• **Supplied data**
---------------

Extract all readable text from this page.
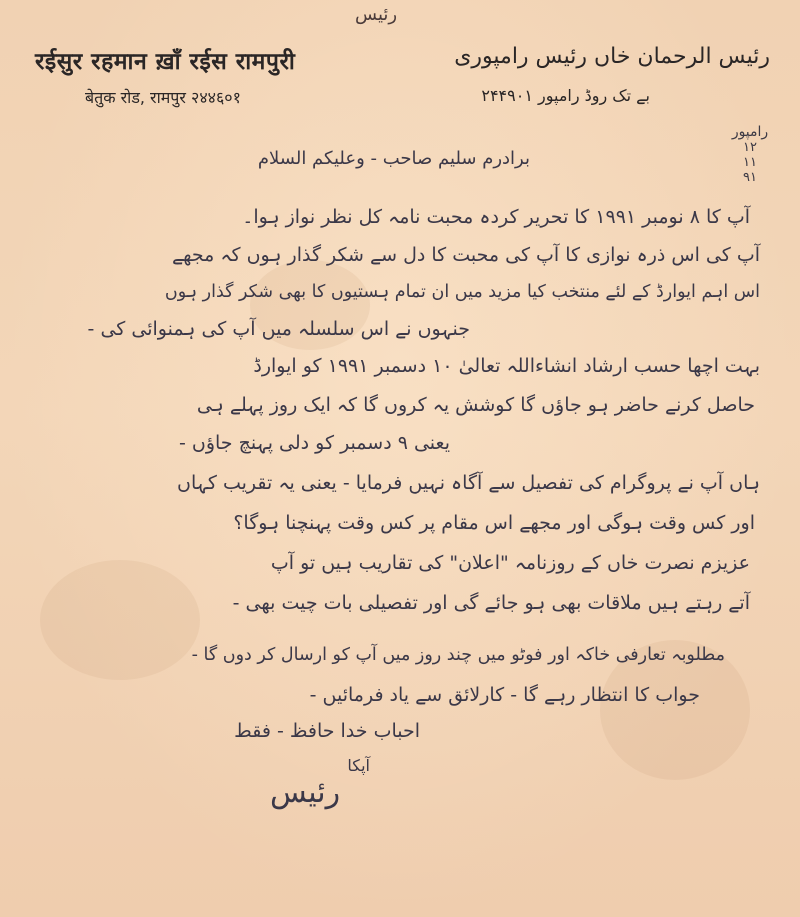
رئیس
रईसुर रहमान ख़ाँ रईस रामपुरी
बेतुक रोड, रामपुर २४४६०१
رئیس الرحمان خاں رئیس رامپوری
بے تک روڈ رامپور ۲۴۴۹۰۱
رامپور
۱۲
۱۱
۹۱
برادرم سلیم صاحب - وعلیکم السلام
آپ کا ۸ نومبر ۱۹۹۱ کا تحریر کردہ محبت نامہ کل نظر نواز ہوا۔
آپ کی اس ذرہ نوازی کا آپ کی محبت کا دل سے شکر گذار ہوں کہ مجھے
اس اہم ایوارڈ کے لئے منتخب کیا مزید میں ان تمام ہستیوں کا بھی شکر گذار ہوں
جنہوں نے اس سلسلہ میں آپ کی ہمنوائی کی -
بہت اچھا حسب ارشاد انشاءاللہ تعالیٰ ۱۰ دسمبر ۱۹۹۱ کو ایوارڈ
حاصل کرنے حاضر ہو جاؤں گا کوشش یہ کروں گا کہ ایک روز پہلے ہی
یعنی ۹ دسمبر کو دلی پہنچ جاؤں -
ہاں آپ نے پروگرام کی تفصیل سے آگاہ نہیں فرمایا - یعنی یہ تقریب کہاں
اور کس وقت ہوگی اور مجھے اس مقام پر کس وقت پہنچنا ہوگا؟
عزیزم نصرت خاں کے روزنامہ "اعلان" کی تقاریب ہیں تو آپ
آتے رہتے ہیں ملاقات بھی ہو جائے گی اور تفصیلی بات چیت بھی -
مطلوبہ تعارفی خاکہ اور فوٹو میں چند روز میں آپ کو ارسال کر دوں گا -
جواب کا انتظار رہے گا - کارلائق سے یاد فرمائیں -
احباب خدا حافظ - فقط
آپکا
رئیس
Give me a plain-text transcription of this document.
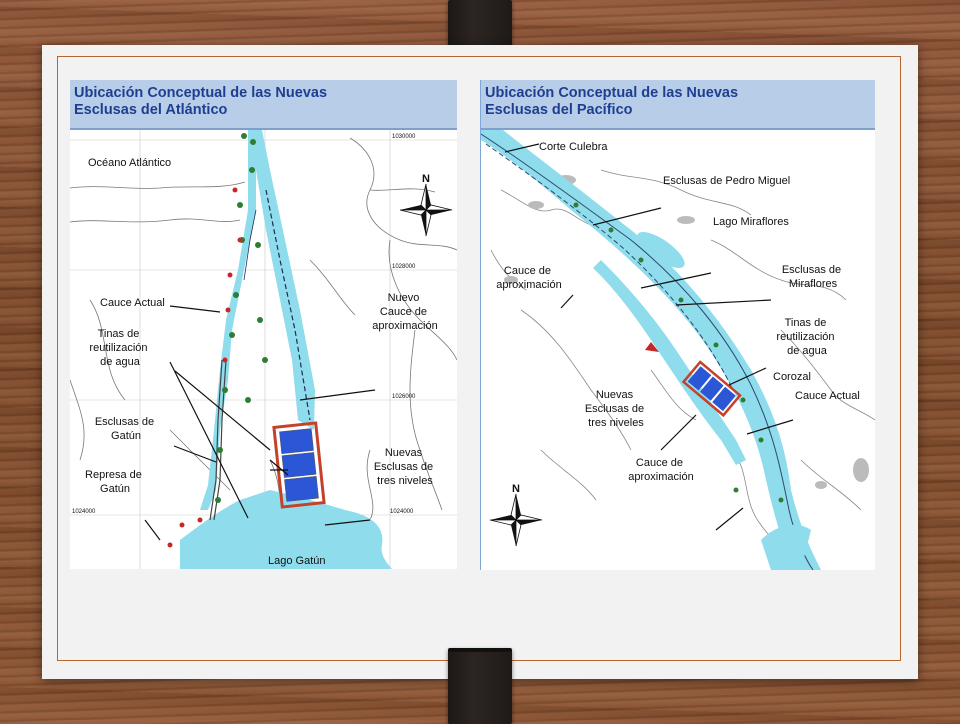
Ubicación Conceptual de las Nuevas
Esclusas del Atlántico
1030000
1028000
1026000
1024000	1024000
Océano Atlántico
Cauce Actual
Tinas de reutilización de agua
Esclusas de Gatún
Represa de Gatún
Nuevo Cauce de aproximación
Nuevas Esclusas de tres niveles
Lago Gatún
N
Ubicación Conceptual de las Nuevas
Esclusas del Pacífico
Corte Culebra
Esclusas de Pedro Miguel
Lago Miraflores
Esclusas de Miraflores
Cauce de aproximación
Tinas de reutilización de agua
Corozal
Cauce Actual
Nuevas Esclusas de tres niveles
Cauce de aproximación
N
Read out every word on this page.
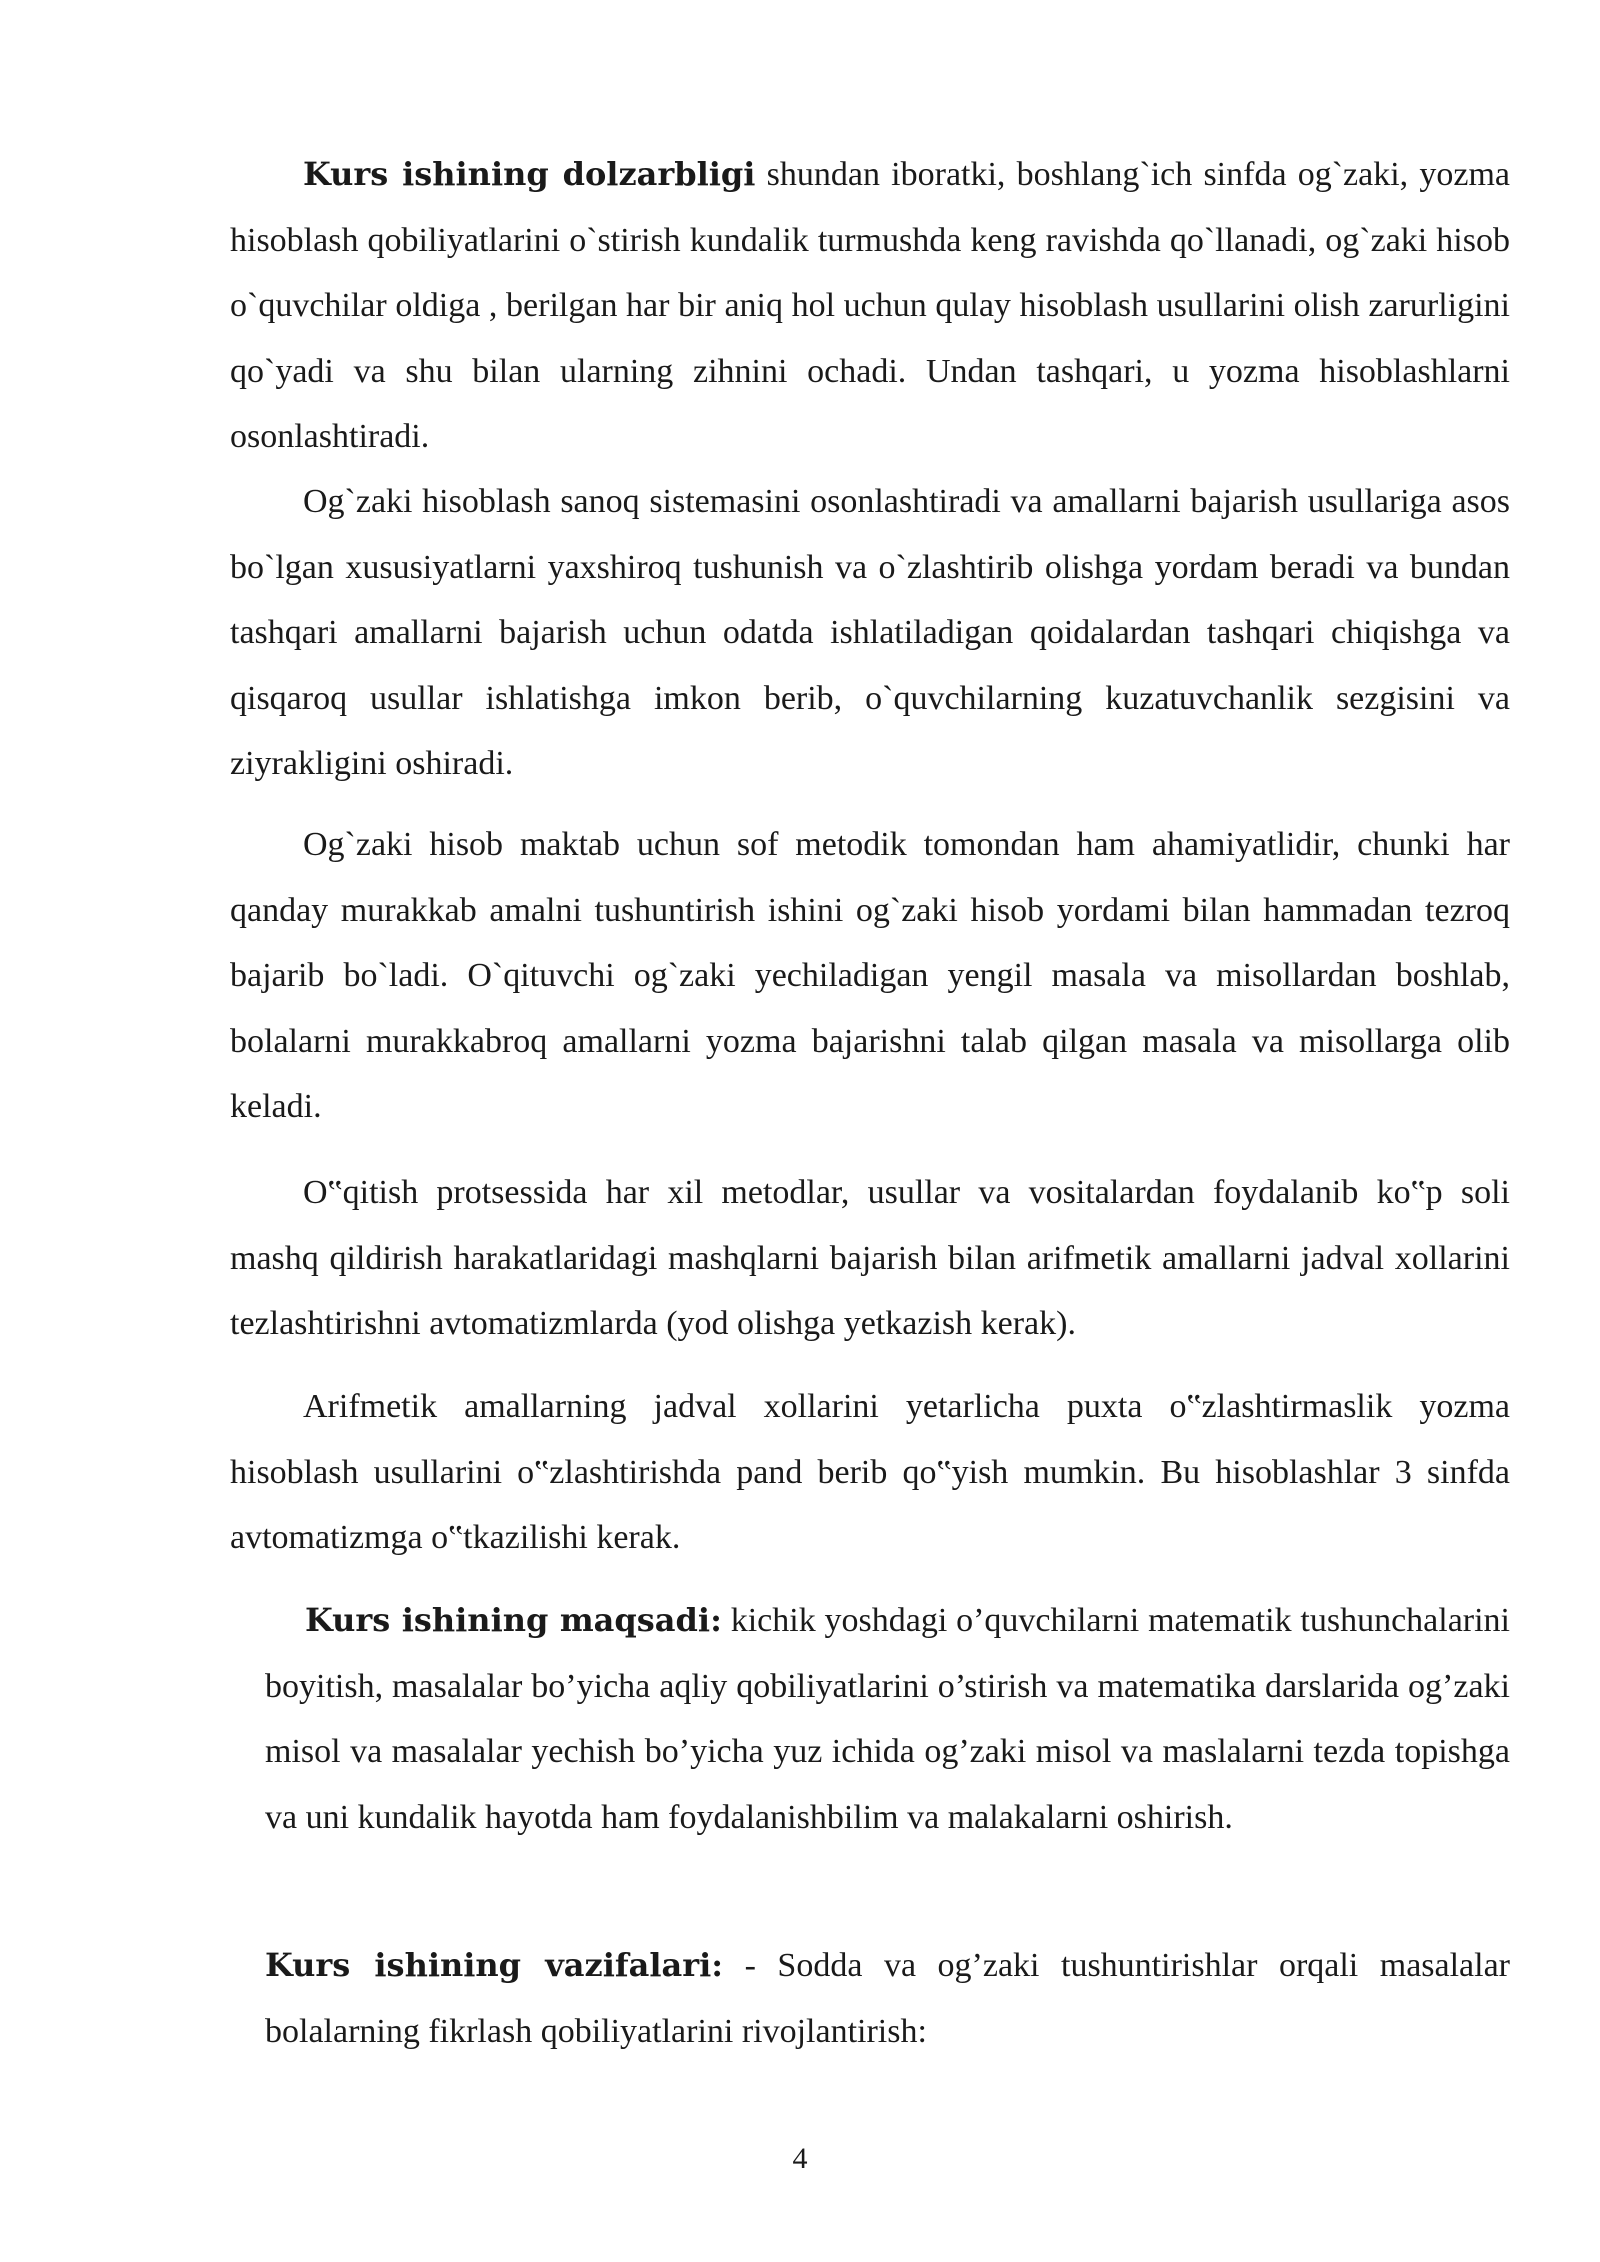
Kurs ishining dolzarbligi shundan iboratki, boshlang`ich sinfda og`zaki, yozma hisoblash qobiliyatlarini o`stirish kundalik turmushda keng ravishda qo`llanadi, og`zaki hisob o`quvchilar oldiga , berilgan har bir aniq hol uchun qulay hisoblash usullarini olish zarurligini qo`yadi va shu bilan ularning zihnini ochadi. Undan tashqari, u yozma hisoblashlarni osonlashtiradi.

Og`zaki hisoblash sanoq sistemasini osonlashtiradi va amallarni bajarish usullariga asos bo`lgan xususiyatlarni yaxshiroq tushunish va o`zlashtirib olishga yordam beradi va bundan tashqari amallarni bajarish uchun odatda ishlatiladigan qoidalardan tashqari chiqishga va qisqaroq usullar ishlatishga imkon berib, o`quvchilarning kuzatuvchanlik sezgisini va ziyrakligini oshiradi.

Og`zaki hisob maktab uchun sof metodik tomondan ham ahamiyatlidir, chunki har qanday murakkab amalni tushuntirish ishini og`zaki hisob yordami bilan hammadan tezroq bajarib bo`ladi. O`qituvchi og`zaki yechiladigan yengil masala va misollardan boshlab, bolalarni murakkabroq amallarni yozma bajarishni talab qilgan masala va misollarga olib keladi.

O‟qitish protsessida har xil metodlar, usullar va vositalardan foydalanib ko‟p soli mashq qildirish harakatlaridagi mashqlarni bajarish bilan arifmetik amallarni jadval xollarini tezlashtirishni avtomatizmlarda (yod olishga yetkazish kerak).

Arifmetik amallarning jadval xollarini yetarlicha puxta o‟zlashtirmaslik yozma hisoblash usullarini o‟zlashtirishda pand berib qo‟yish mumkin. Bu hisoblashlar 3 sinfda avtomatizmga o‟tkazilishi kerak.

Kurs ishining maqsadi: kichik yoshdagi o’quvchilarni matematik tushunchalarini boyitish, masalalar bo’yicha aqliy qobiliyatlarini o’stirish va matematika darslarida og’zaki misol va masalalar yechish bo’yicha yuz ichida og’zaki misol va maslalarni tezda topishga va uni kundalik hayotda ham foydalanishbilim va malakalarni oshirish.

Kurs ishining vazifalari: - Sodda va og’zaki tushuntirishlar orqali masalalar bolalarning fikrlash qobiliyatlarini rivojlantirish:

4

---------------

• **Do this**
Note how many lines in the listing above hold the string "یعنی", then give only that figure.

• **The reply**
2